GIVEN PROBLEM:
Every entry below should be printed exactly, without its images.

+ + + + + + +

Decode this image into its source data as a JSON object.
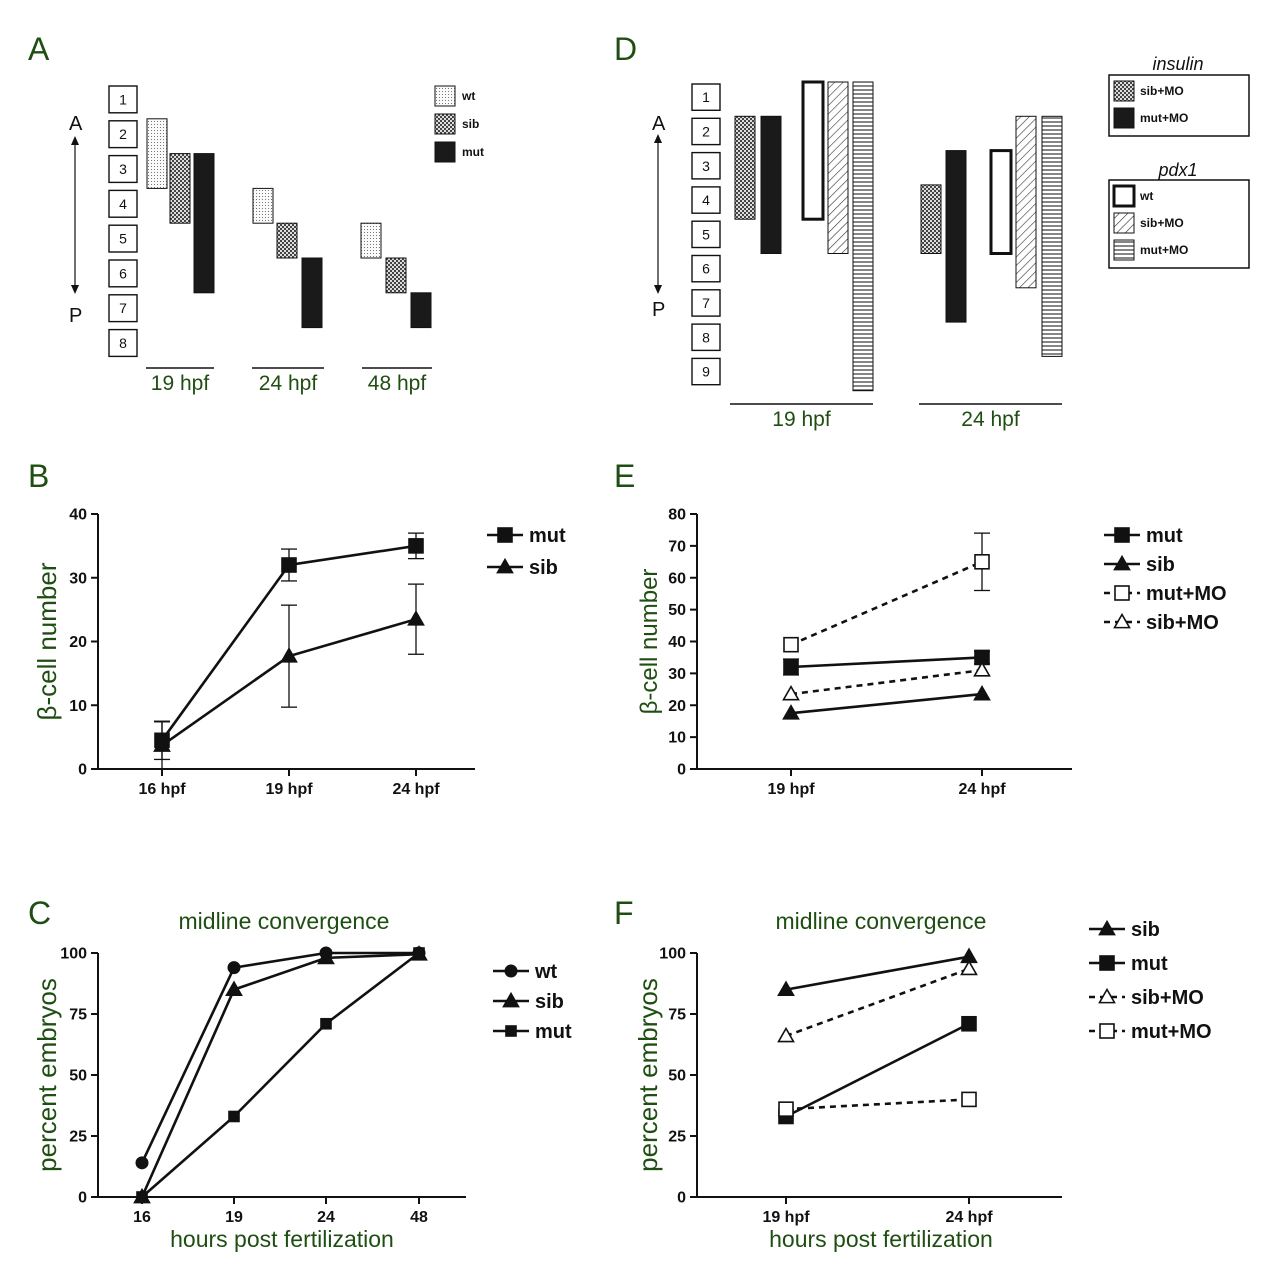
{
  "panels": {
    "A": {
      "letter": "A",
      "anterior": "A",
      "posterior": "P",
      "somites": [
        "1",
        "2",
        "3",
        "4",
        "5",
        "6",
        "7",
        "8"
      ],
      "timepoints": [
        "19 hpf",
        "24 hpf",
        "48 hpf"
      ],
      "legend": [
        "wt",
        "sib",
        "mut"
      ],
      "bars": [
        {
          "time": "19 hpf",
          "genotype": "wt",
          "from": 1,
          "to": 3
        },
        {
          "time": "19 hpf",
          "genotype": "sib",
          "from": 2,
          "to": 4
        },
        {
          "time": "19 hpf",
          "genotype": "mut",
          "from": 2,
          "to": 6
        },
        {
          "time": "24 hpf",
          "genotype": "wt",
          "from": 3,
          "to": 4
        },
        {
          "time": "24 hpf",
          "genotype": "sib",
          "from": 4,
          "to": 5
        },
        {
          "time": "24 hpf",
          "genotype": "mut",
          "from": 5,
          "to": 7
        },
        {
          "time": "48 hpf",
          "genotype": "wt",
          "from": 4,
          "to": 5
        },
        {
          "time": "48 hpf",
          "genotype": "sib",
          "from": 5,
          "to": 6
        },
        {
          "time": "48 hpf",
          "genotype": "mut",
          "from": 6,
          "to": 7
        }
      ]
    },
    "D": {
      "letter": "D",
      "anterior": "A",
      "posterior": "P",
      "somites": [
        "1",
        "2",
        "3",
        "4",
        "5",
        "6",
        "7",
        "8",
        "9"
      ],
      "timepoints": [
        "19 hpf",
        "24 hpf"
      ],
      "legend_insulin_title": "insulin",
      "legend_insulin": [
        "sib+MO",
        "mut+MO"
      ],
      "legend_pdx1_title": "pdx1",
      "legend_pdx1": [
        "wt",
        "sib+MO",
        "mut+MO"
      ],
      "bars": [
        {
          "time": "19 hpf",
          "marker": "insulin",
          "genotype": "sib+MO",
          "from": 1,
          "to": 4
        },
        {
          "time": "19 hpf",
          "marker": "insulin",
          "genotype": "mut+MO",
          "from": 1,
          "to": 5
        },
        {
          "time": "19 hpf",
          "marker": "pdx1",
          "genotype": "wt",
          "from": 0,
          "to": 4
        },
        {
          "time": "19 hpf",
          "marker": "pdx1",
          "genotype": "sib+MO",
          "from": 0,
          "to": 5
        },
        {
          "time": "19 hpf",
          "marker": "pdx1",
          "genotype": "mut+MO",
          "from": 0,
          "to": 9
        },
        {
          "time": "24 hpf",
          "marker": "insulin",
          "genotype": "sib+MO",
          "from": 3,
          "to": 5
        },
        {
          "time": "24 hpf",
          "marker": "insulin",
          "genotype": "mut+MO",
          "from": 2,
          "to": 7
        },
        {
          "time": "24 hpf",
          "marker": "pdx1",
          "genotype": "wt",
          "from": 2,
          "to": 5
        },
        {
          "time": "24 hpf",
          "marker": "pdx1",
          "genotype": "sib+MO",
          "from": 1,
          "to": 6
        },
        {
          "time": "24 hpf",
          "marker": "pdx1",
          "genotype": "mut+MO",
          "from": 1,
          "to": 8
        }
      ]
    },
    "B": {
      "letter": "B"
    },
    "E": {
      "letter": "E"
    },
    "C": {
      "letter": "C"
    },
    "F": {
      "letter": "F"
    }
  },
  "chart_data": [
    {
      "panel": "B",
      "type": "line",
      "categories": [
        "16 hpf",
        "19 hpf",
        "24 hpf"
      ],
      "ylabel": "β-cell number",
      "xlabel": "",
      "title": "",
      "ylim": [
        0,
        40
      ],
      "yticks": [
        0,
        10,
        20,
        30,
        40
      ],
      "series": [
        {
          "name": "mut",
          "marker": "square",
          "dash": false,
          "values": [
            4.5,
            32,
            35
          ],
          "errors": [
            3,
            2.5,
            2
          ]
        },
        {
          "name": "sib",
          "marker": "triangle",
          "dash": false,
          "values": [
            3.7,
            17.7,
            23.5
          ],
          "errors": [
            3.7,
            8,
            5.5
          ]
        }
      ]
    },
    {
      "panel": "E",
      "type": "line",
      "categories": [
        "19 hpf",
        "24 hpf"
      ],
      "ylabel": "β-cell number",
      "xlabel": "",
      "title": "",
      "ylim": [
        0,
        80
      ],
      "yticks": [
        0,
        10,
        20,
        30,
        40,
        50,
        60,
        70,
        80
      ],
      "series": [
        {
          "name": "mut",
          "marker": "square",
          "dash": false,
          "values": [
            32,
            35
          ],
          "errors": [
            2.5,
            2
          ]
        },
        {
          "name": "sib",
          "marker": "triangle",
          "dash": false,
          "values": [
            17.5,
            23.5
          ],
          "errors": [
            0,
            0
          ]
        },
        {
          "name": "mut+MO",
          "marker": "open-square",
          "dash": true,
          "values": [
            39,
            65
          ],
          "errors": [
            0,
            9
          ]
        },
        {
          "name": "sib+MO",
          "marker": "open-triangle",
          "dash": true,
          "values": [
            23.5,
            31
          ],
          "errors": [
            0,
            0
          ]
        }
      ]
    },
    {
      "panel": "C",
      "type": "line",
      "categories": [
        "16",
        "19",
        "24",
        "48"
      ],
      "ylabel": "percent embryos",
      "xlabel": "hours post fertilization",
      "title": "midline convergence",
      "ylim": [
        0,
        100
      ],
      "yticks": [
        0,
        25,
        50,
        75,
        100
      ],
      "series": [
        {
          "name": "wt",
          "marker": "circle",
          "dash": false,
          "values": [
            14,
            94,
            100,
            100
          ]
        },
        {
          "name": "sib",
          "marker": "triangle",
          "dash": false,
          "values": [
            0,
            85,
            98,
            99.5
          ]
        },
        {
          "name": "mut",
          "marker": "small-square",
          "dash": false,
          "values": [
            0,
            33,
            71,
            100
          ]
        }
      ]
    },
    {
      "panel": "F",
      "type": "line",
      "categories": [
        "19 hpf",
        "24 hpf"
      ],
      "ylabel": "percent embryos",
      "xlabel": "hours post fertilization",
      "title": "midline convergence",
      "ylim": [
        0,
        100
      ],
      "yticks": [
        0,
        25,
        50,
        75,
        100
      ],
      "series": [
        {
          "name": "sib",
          "marker": "triangle",
          "dash": false,
          "values": [
            85,
            98.5
          ]
        },
        {
          "name": "mut",
          "marker": "square",
          "dash": false,
          "values": [
            33,
            71
          ]
        },
        {
          "name": "sib+MO",
          "marker": "open-triangle",
          "dash": true,
          "values": [
            66,
            93.5
          ]
        },
        {
          "name": "mut+MO",
          "marker": "open-square",
          "dash": true,
          "values": [
            36,
            40
          ]
        }
      ]
    }
  ]
}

+ + + + + + +

SOLUTION BELOW:
Decode this image into its source data as a JSON object.
{
  "panels": {
    "A": {
      "letter": "A",
      "anterior": "A",
      "posterior": "P",
      "somites": [
        "1",
        "2",
        "3",
        "4",
        "5",
        "6",
        "7",
        "8"
      ],
      "timepoints": [
        "19 hpf",
        "24 hpf",
        "48 hpf"
      ],
      "legend": [
        "wt",
        "sib",
        "mut"
      ],
      "bars": [
        {
          "time": "19 hpf",
          "genotype": "wt",
          "from": 1,
          "to": 3
        },
        {
          "time": "19 hpf",
          "genotype": "sib",
          "from": 2,
          "to": 4
        },
        {
          "time": "19 hpf",
          "genotype": "mut",
          "from": 2,
          "to": 6
        },
        {
          "time": "24 hpf",
          "genotype": "wt",
          "from": 3,
          "to": 4
        },
        {
          "time": "24 hpf",
          "genotype": "sib",
          "from": 4,
          "to": 5
        },
        {
          "time": "24 hpf",
          "genotype": "mut",
          "from": 5,
          "to": 7
        },
        {
          "time": "48 hpf",
          "genotype": "wt",
          "from": 4,
          "to": 5
        },
        {
          "time": "48 hpf",
          "genotype": "sib",
          "from": 5,
          "to": 6
        },
        {
          "time": "48 hpf",
          "genotype": "mut",
          "from": 6,
          "to": 7
        }
      ]
    },
    "D": {
      "letter": "D",
      "anterior": "A",
      "posterior": "P",
      "somites": [
        "1",
        "2",
        "3",
        "4",
        "5",
        "6",
        "7",
        "8",
        "9"
      ],
      "timepoints": [
        "19 hpf",
        "24 hpf"
      ],
      "legend_insulin_title": "insulin",
      "legend_insulin": [
        "sib+MO",
        "mut+MO"
      ],
      "legend_pdx1_title": "pdx1",
      "legend_pdx1": [
        "wt",
        "sib+MO",
        "mut+MO"
      ],
      "bars": [
        {
          "time": "19 hpf",
          "marker": "insulin",
          "genotype": "sib+MO",
          "from": 1,
          "to": 4
        },
        {
          "time": "19 hpf",
          "marker": "insulin",
          "genotype": "mut+MO",
          "from": 1,
          "to": 5
        },
        {
          "time": "19 hpf",
          "marker": "pdx1",
          "genotype": "wt",
          "from": 0,
          "to": 4
        },
        {
          "time": "19 hpf",
          "marker": "pdx1",
          "genotype": "sib+MO",
          "from": 0,
          "to": 5
        },
        {
          "time": "19 hpf",
          "marker": "pdx1",
          "genotype": "mut+MO",
          "from": 0,
          "to": 9
        },
        {
          "time": "24 hpf",
          "marker": "insulin",
          "genotype": "sib+MO",
          "from": 3,
          "to": 5
        },
        {
          "time": "24 hpf",
          "marker": "insulin",
          "genotype": "mut+MO",
          "from": 2,
          "to": 7
        },
        {
          "time": "24 hpf",
          "marker": "pdx1",
          "genotype": "wt",
          "from": 2,
          "to": 5
        },
        {
          "time": "24 hpf",
          "marker": "pdx1",
          "genotype": "sib+MO",
          "from": 1,
          "to": 6
        },
        {
          "time": "24 hpf",
          "marker": "pdx1",
          "genotype": "mut+MO",
          "from": 1,
          "to": 8
        }
      ]
    },
    "B": {
      "letter": "B"
    },
    "E": {
      "letter": "E"
    },
    "C": {
      "letter": "C"
    },
    "F": {
      "letter": "F"
    }
  },
  "chart_data": [
    {
      "panel": "B",
      "type": "line",
      "categories": [
        "16 hpf",
        "19 hpf",
        "24 hpf"
      ],
      "ylabel": "β-cell number",
      "xlabel": "",
      "title": "",
      "ylim": [
        0,
        40
      ],
      "yticks": [
        0,
        10,
        20,
        30,
        40
      ],
      "series": [
        {
          "name": "mut",
          "marker": "square",
          "dash": false,
          "values": [
            4.5,
            32,
            35
          ],
          "errors": [
            3,
            2.5,
            2
          ]
        },
        {
          "name": "sib",
          "marker": "triangle",
          "dash": false,
          "values": [
            3.7,
            17.7,
            23.5
          ],
          "errors": [
            3.7,
            8,
            5.5
          ]
        }
      ]
    },
    {
      "panel": "E",
      "type": "line",
      "categories": [
        "19 hpf",
        "24 hpf"
      ],
      "ylabel": "β-cell number",
      "xlabel": "",
      "title": "",
      "ylim": [
        0,
        80
      ],
      "yticks": [
        0,
        10,
        20,
        30,
        40,
        50,
        60,
        70,
        80
      ],
      "series": [
        {
          "name": "mut",
          "marker": "square",
          "dash": false,
          "values": [
            32,
            35
          ],
          "errors": [
            2.5,
            2
          ]
        },
        {
          "name": "sib",
          "marker": "triangle",
          "dash": false,
          "values": [
            17.5,
            23.5
          ],
          "errors": [
            0,
            0
          ]
        },
        {
          "name": "mut+MO",
          "marker": "open-square",
          "dash": true,
          "values": [
            39,
            65
          ],
          "errors": [
            0,
            9
          ]
        },
        {
          "name": "sib+MO",
          "marker": "open-triangle",
          "dash": true,
          "values": [
            23.5,
            31
          ],
          "errors": [
            0,
            0
          ]
        }
      ]
    },
    {
      "panel": "C",
      "type": "line",
      "categories": [
        "16",
        "19",
        "24",
        "48"
      ],
      "ylabel": "percent embryos",
      "xlabel": "hours post fertilization",
      "title": "midline convergence",
      "ylim": [
        0,
        100
      ],
      "yticks": [
        0,
        25,
        50,
        75,
        100
      ],
      "series": [
        {
          "name": "wt",
          "marker": "circle",
          "dash": false,
          "values": [
            14,
            94,
            100,
            100
          ]
        },
        {
          "name": "sib",
          "marker": "triangle",
          "dash": false,
          "values": [
            0,
            85,
            98,
            99.5
          ]
        },
        {
          "name": "mut",
          "marker": "small-square",
          "dash": false,
          "values": [
            0,
            33,
            71,
            100
          ]
        }
      ]
    },
    {
      "panel": "F",
      "type": "line",
      "categories": [
        "19 hpf",
        "24 hpf"
      ],
      "ylabel": "percent embryos",
      "xlabel": "hours post fertilization",
      "title": "midline convergence",
      "ylim": [
        0,
        100
      ],
      "yticks": [
        0,
        25,
        50,
        75,
        100
      ],
      "series": [
        {
          "name": "sib",
          "marker": "triangle",
          "dash": false,
          "values": [
            85,
            98.5
          ]
        },
        {
          "name": "mut",
          "marker": "square",
          "dash": false,
          "values": [
            33,
            71
          ]
        },
        {
          "name": "sib+MO",
          "marker": "open-triangle",
          "dash": true,
          "values": [
            66,
            93.5
          ]
        },
        {
          "name": "mut+MO",
          "marker": "open-square",
          "dash": true,
          "values": [
            36,
            40
          ]
        }
      ]
    }
  ]
}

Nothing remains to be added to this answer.